[Excerpts from a figure dataset]
Begin

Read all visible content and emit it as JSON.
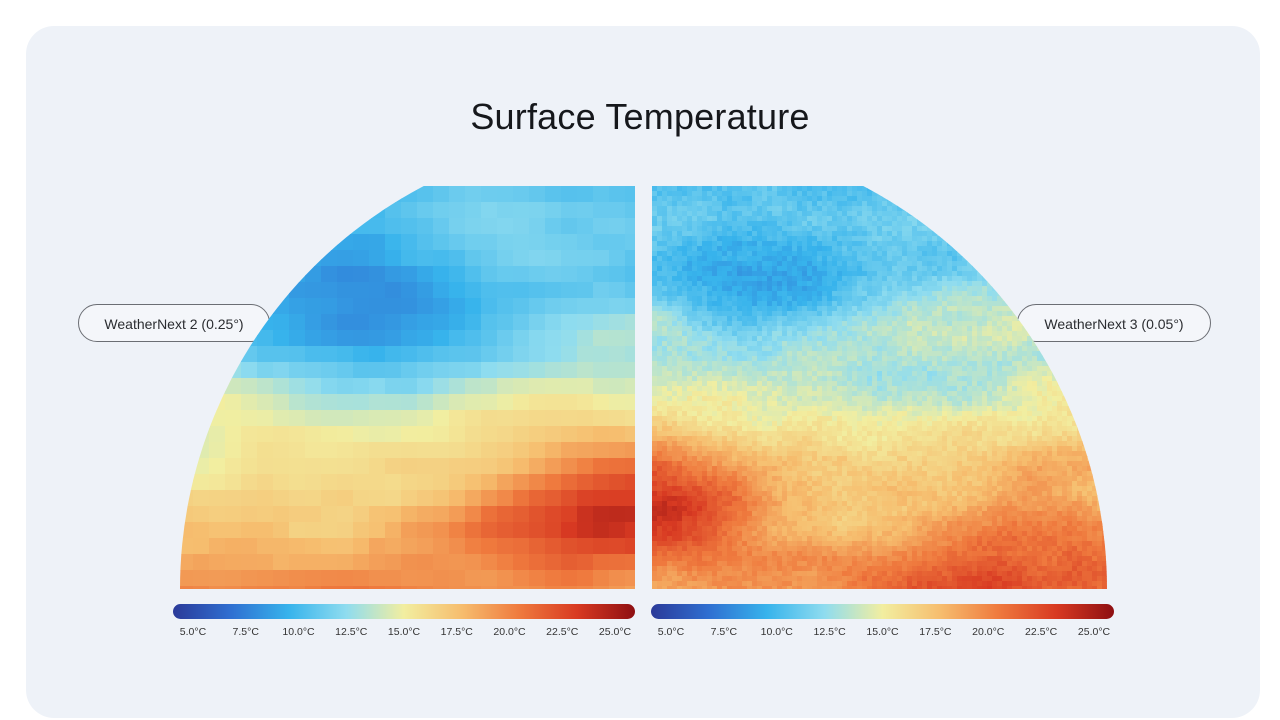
{
  "title": "Surface Temperature",
  "left_panel": {
    "label": "WeatherNext 2 (0.25°)"
  },
  "right_panel": {
    "label": "WeatherNext 3 (0.05°)"
  },
  "colorbar": {
    "ticks": [
      "5.0°C",
      "7.5°C",
      "10.0°C",
      "12.5°C",
      "15.0°C",
      "17.5°C",
      "20.0°C",
      "22.5°C",
      "25.0°C"
    ],
    "range": [
      5.0,
      25.0
    ],
    "colors": [
      "#2b3a99",
      "#2f6fd1",
      "#37b3ec",
      "#8fdcef",
      "#f2eea0",
      "#f6bd6e",
      "#ef7a3e",
      "#d83a22",
      "#8e0f12"
    ]
  }
}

End

**WHAT IS BEING ASKED**
Except for the pictures, copy the material above exactly.

**WORKED SOLUTION**
Read all visible content and emit it as JSON.
{
  "title": "Surface Temperature",
  "left_panel": {
    "label": "WeatherNext 2 (0.25°)"
  },
  "right_panel": {
    "label": "WeatherNext 3 (0.05°)"
  },
  "colorbar": {
    "ticks": [
      "5.0°C",
      "7.5°C",
      "10.0°C",
      "12.5°C",
      "15.0°C",
      "17.5°C",
      "20.0°C",
      "22.5°C",
      "25.0°C"
    ],
    "range": [
      5.0,
      25.0
    ],
    "colors": [
      "#2b3a99",
      "#2f6fd1",
      "#37b3ec",
      "#8fdcef",
      "#f2eea0",
      "#f6bd6e",
      "#ef7a3e",
      "#d83a22",
      "#8e0f12"
    ]
  }
}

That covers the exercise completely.